== Requirement ==
Extract every line below that contains the word "JSON".

== Supplied records ==
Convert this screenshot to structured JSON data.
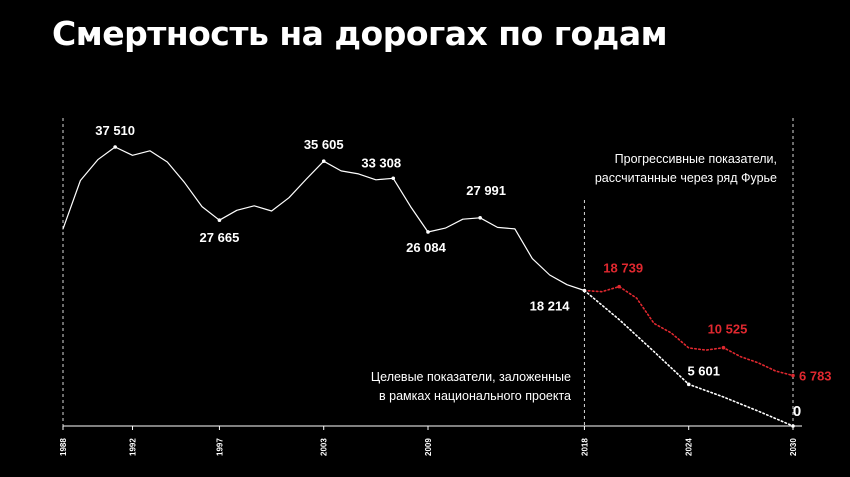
{
  "title": "Смертность на дорогах по годам",
  "chart_data": {
    "type": "line",
    "title": "Смертность на дорогах по годам",
    "x_ticks": [
      1988,
      1992,
      1997,
      2003,
      2009,
      2018,
      2024,
      2030
    ],
    "xlim": [
      1988,
      2030
    ],
    "ylim": [
      0,
      39000
    ],
    "grid": false,
    "colors": {
      "history": "#ffffff",
      "fourier": "#e0282f",
      "target": "#ffffff"
    },
    "series": [
      {
        "x": [
          1988,
          1989,
          1990,
          1991,
          1992,
          1993,
          1994,
          1995,
          1996,
          1997,
          1998,
          1999,
          2000,
          2001,
          2002,
          2003,
          2004,
          2005,
          2006,
          2007,
          2008,
          2009,
          2010,
          2011,
          2012,
          2013,
          2014,
          2015,
          2016,
          2017,
          2018
        ],
        "values": [
          26500,
          33000,
          35800,
          37510,
          36400,
          37000,
          35500,
          32700,
          29500,
          27665,
          29000,
          29600,
          28900,
          30700,
          33200,
          35605,
          34300,
          33900,
          33100,
          33308,
          29500,
          26084,
          26600,
          27800,
          27991,
          26700,
          26500,
          22500,
          20300,
          19000,
          18214
        ]
      },
      {
        "name": "Прогрессивные показатели, рассчитанные через ряд Фурье",
        "style": "dotted",
        "x": [
          2018,
          2019,
          2020,
          2021,
          2022,
          2023,
          2024,
          2025,
          2026,
          2027,
          2028,
          2029,
          2030
        ],
        "values": [
          18214,
          18050,
          18739,
          17200,
          13800,
          12500,
          10500,
          10200,
          10525,
          9300,
          8500,
          7400,
          6783
        ]
      },
      {
        "name": "Целевые показатели, заложенные в рамках национального проекта",
        "style": "dotted",
        "x": [
          2018,
          2020,
          2022,
          2024,
          2026,
          2028,
          2030
        ],
        "values": [
          18214,
          14300,
          10000,
          5601,
          3900,
          2000,
          0
        ]
      }
    ],
    "point_labels": [
      {
        "series": 0,
        "x": 1991,
        "text": "37 510"
      },
      {
        "series": 0,
        "x": 1997,
        "text": "27 665"
      },
      {
        "series": 0,
        "x": 2003,
        "text": "35 605"
      },
      {
        "series": 0,
        "x": 2007,
        "text": "33 308"
      },
      {
        "series": 0,
        "x": 2009,
        "text": "26 084"
      },
      {
        "series": 0,
        "x": 2012,
        "text": "27 991"
      },
      {
        "series": 0,
        "x": 2018,
        "text": "18 214"
      },
      {
        "series": 1,
        "x": 2020,
        "text": "18 739"
      },
      {
        "series": 1,
        "x": 2026,
        "text": "10 525"
      },
      {
        "series": 1,
        "x": 2030,
        "text": "6 783"
      },
      {
        "series": 2,
        "x": 2024,
        "text": "5 601"
      },
      {
        "series": 2,
        "x": 2030,
        "text": "0"
      }
    ],
    "annotations": [
      {
        "lines": [
          "Прогрессивные показатели,",
          "рассчитанные через ряд Фурье"
        ]
      },
      {
        "lines": [
          "Целевые показатели, заложенные",
          "в рамках национального проекта"
        ]
      }
    ]
  }
}
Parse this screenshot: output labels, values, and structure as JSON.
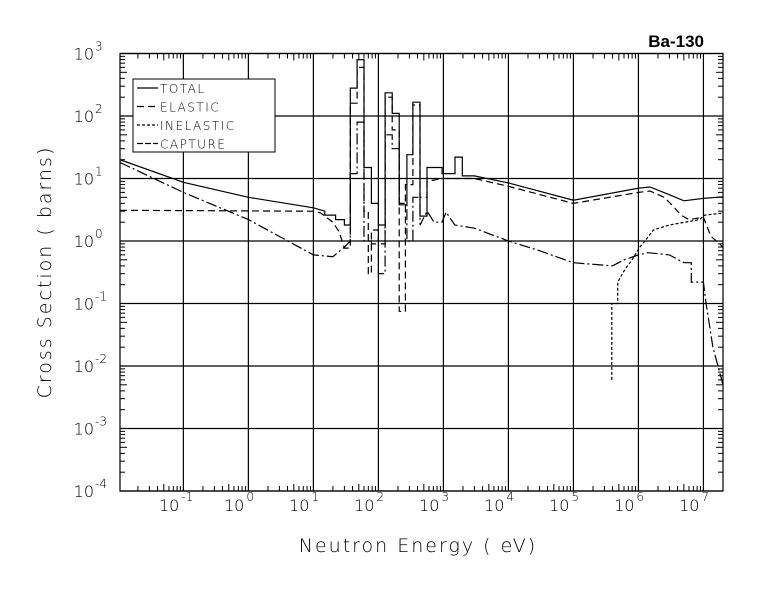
{
  "chart_data": {
    "type": "line",
    "title": "Ba-130",
    "xlabel": "Neutron Energy ( eV)",
    "ylabel": "Cross Section ( barns)",
    "xscale": "log",
    "yscale": "log",
    "xlim": [
      0.0106,
      20000000.0
    ],
    "ylim": [
      0.0001,
      1000
    ],
    "grid": true,
    "legend_position": "top-left",
    "x_ticks": [
      {
        "base": "10",
        "exp": "-1",
        "value": 0.1
      },
      {
        "base": "10",
        "exp": "0",
        "value": 1
      },
      {
        "base": "10",
        "exp": "1",
        "value": 10
      },
      {
        "base": "10",
        "exp": "2",
        "value": 100
      },
      {
        "base": "10",
        "exp": "3",
        "value": 1000
      },
      {
        "base": "10",
        "exp": "4",
        "value": 10000
      },
      {
        "base": "10",
        "exp": "5",
        "value": 100000
      },
      {
        "base": "10",
        "exp": "6",
        "value": 1000000
      },
      {
        "base": "10",
        "exp": "7",
        "value": 10000000
      }
    ],
    "y_ticks": [
      {
        "base": "10",
        "exp": "3",
        "value": 1000
      },
      {
        "base": "10",
        "exp": "2",
        "value": 100
      },
      {
        "base": "10",
        "exp": "1",
        "value": 10
      },
      {
        "base": "10",
        "exp": "0",
        "value": 1
      },
      {
        "base": "10",
        "exp": "-1",
        "value": 0.1
      },
      {
        "base": "10",
        "exp": "-2",
        "value": 0.01
      },
      {
        "base": "10",
        "exp": "-3",
        "value": 0.001
      },
      {
        "base": "10",
        "exp": "-4",
        "value": 0.0001
      }
    ],
    "series": [
      {
        "name": "TOTAL",
        "style": "solid",
        "points": [
          [
            0.0106,
            20
          ],
          [
            0.1,
            8.7
          ],
          [
            1,
            5
          ],
          [
            10,
            3.4
          ],
          [
            15,
            3
          ],
          [
            15,
            2.6
          ],
          [
            22,
            2.6
          ],
          [
            22,
            2.2
          ],
          [
            30,
            2.2
          ],
          [
            30,
            1.8
          ],
          [
            37,
            1.8
          ],
          [
            37,
            280
          ],
          [
            47,
            280
          ],
          [
            47,
            800
          ],
          [
            60,
            800
          ],
          [
            60,
            15
          ],
          [
            78,
            15
          ],
          [
            78,
            4
          ],
          [
            100,
            4
          ],
          [
            100,
            1.8
          ],
          [
            127,
            1.8
          ],
          [
            127,
            235
          ],
          [
            163,
            235
          ],
          [
            163,
            110
          ],
          [
            209,
            110
          ],
          [
            209,
            3.8
          ],
          [
            275,
            3.8
          ],
          [
            275,
            24
          ],
          [
            340,
            24
          ],
          [
            340,
            166
          ],
          [
            437,
            166
          ],
          [
            437,
            2.5
          ],
          [
            560,
            2.5
          ],
          [
            560,
            15
          ],
          [
            955,
            15
          ],
          [
            955,
            12
          ],
          [
            1510,
            12
          ],
          [
            1510,
            22
          ],
          [
            1950,
            22
          ],
          [
            1950,
            11
          ],
          [
            3000,
            11
          ],
          [
            10000,
            8.5
          ],
          [
            100000,
            4.5
          ],
          [
            1000000,
            7
          ],
          [
            1500000,
            7.3
          ],
          [
            3000000,
            5.5
          ],
          [
            5000000,
            4.4
          ],
          [
            10000000,
            4.8
          ],
          [
            20000000,
            5.1
          ]
        ]
      },
      {
        "name": "ELASTIC",
        "style": "dashed",
        "points": [
          [
            0.0106,
            3.1
          ],
          [
            10,
            3.0
          ],
          [
            13,
            2.8
          ],
          [
            20,
            2.0
          ],
          [
            25,
            1.4
          ],
          [
            30,
            0.77
          ],
          [
            37,
            0.77
          ],
          [
            37,
            160
          ],
          [
            47,
            160
          ],
          [
            47,
            600
          ],
          [
            60,
            600
          ],
          [
            60,
            3
          ],
          [
            70,
            3
          ],
          [
            70,
            0.3
          ],
          [
            78,
            0.3
          ],
          [
            78,
            1.5
          ],
          [
            100,
            1.5
          ],
          [
            100,
            0.9
          ],
          [
            127,
            0.9
          ],
          [
            127,
            200
          ],
          [
            163,
            200
          ],
          [
            163,
            60
          ],
          [
            209,
            60
          ],
          [
            209,
            0.075
          ],
          [
            260,
            0.075
          ],
          [
            260,
            8
          ],
          [
            340,
            8
          ],
          [
            340,
            150
          ],
          [
            437,
            150
          ],
          [
            437,
            5
          ],
          [
            560,
            5
          ],
          [
            560,
            9
          ],
          [
            955,
            10
          ],
          [
            3000,
            10
          ],
          [
            10000,
            7.5
          ],
          [
            100000,
            4
          ],
          [
            1000000,
            6
          ],
          [
            1500000,
            6.3
          ],
          [
            2500000,
            5
          ],
          [
            3500000,
            3.5
          ],
          [
            4500000,
            2.6
          ],
          [
            6000000,
            2.2
          ],
          [
            10000000,
            2.4
          ],
          [
            13000000,
            1.2
          ],
          [
            20000000,
            0.8
          ]
        ]
      },
      {
        "name": "INELASTIC",
        "style": "dotted",
        "points": [
          [
            390000,
            0.006
          ],
          [
            390000,
            0.1
          ],
          [
            480000,
            0.1
          ],
          [
            480000,
            0.22
          ],
          [
            620000,
            0.35
          ],
          [
            800000,
            0.5
          ],
          [
            1050000,
            0.8
          ],
          [
            1350000,
            1.1
          ],
          [
            1700000,
            1.5
          ],
          [
            3000000,
            1.8
          ],
          [
            8700000,
            2.2
          ],
          [
            10500000,
            2.6
          ],
          [
            20000000,
            2.8
          ]
        ]
      },
      {
        "name": "CAPTURE",
        "style": "dash-dot",
        "points": [
          [
            0.0106,
            18
          ],
          [
            0.1,
            6
          ],
          [
            1,
            2.2
          ],
          [
            10,
            0.6
          ],
          [
            20,
            0.56
          ],
          [
            30,
            0.8
          ],
          [
            37,
            1
          ],
          [
            37,
            12
          ],
          [
            47,
            12
          ],
          [
            47,
            80
          ],
          [
            60,
            80
          ],
          [
            60,
            1
          ],
          [
            78,
            1
          ],
          [
            78,
            0.9
          ],
          [
            100,
            0.9
          ],
          [
            100,
            0.3
          ],
          [
            127,
            0.3
          ],
          [
            127,
            50
          ],
          [
            163,
            50
          ],
          [
            163,
            30
          ],
          [
            209,
            30
          ],
          [
            209,
            4
          ],
          [
            275,
            4
          ],
          [
            275,
            1
          ],
          [
            340,
            1
          ],
          [
            340,
            5
          ],
          [
            437,
            5
          ],
          [
            437,
            1.8
          ],
          [
            560,
            3
          ],
          [
            720,
            2
          ],
          [
            955,
            2
          ],
          [
            1100,
            2.9
          ],
          [
            1500,
            1.8
          ],
          [
            3000,
            1.6
          ],
          [
            10000,
            1
          ],
          [
            30000,
            0.7
          ],
          [
            100000,
            0.45
          ],
          [
            400000,
            0.4
          ],
          [
            600000,
            0.5
          ],
          [
            1000000,
            0.6
          ],
          [
            1400000,
            0.65
          ],
          [
            3000000,
            0.6
          ],
          [
            5000000,
            0.45
          ],
          [
            6500000,
            0.45
          ],
          [
            6500000,
            0.22
          ],
          [
            10000000,
            0.22
          ],
          [
            11000000,
            0.1
          ],
          [
            14000000,
            0.02
          ],
          [
            20000000,
            0.005
          ]
        ]
      }
    ]
  }
}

== Task solution ==
Convert this screenshot to structured JSON data.
Parse this screenshot: output labels, values, and structure as JSON.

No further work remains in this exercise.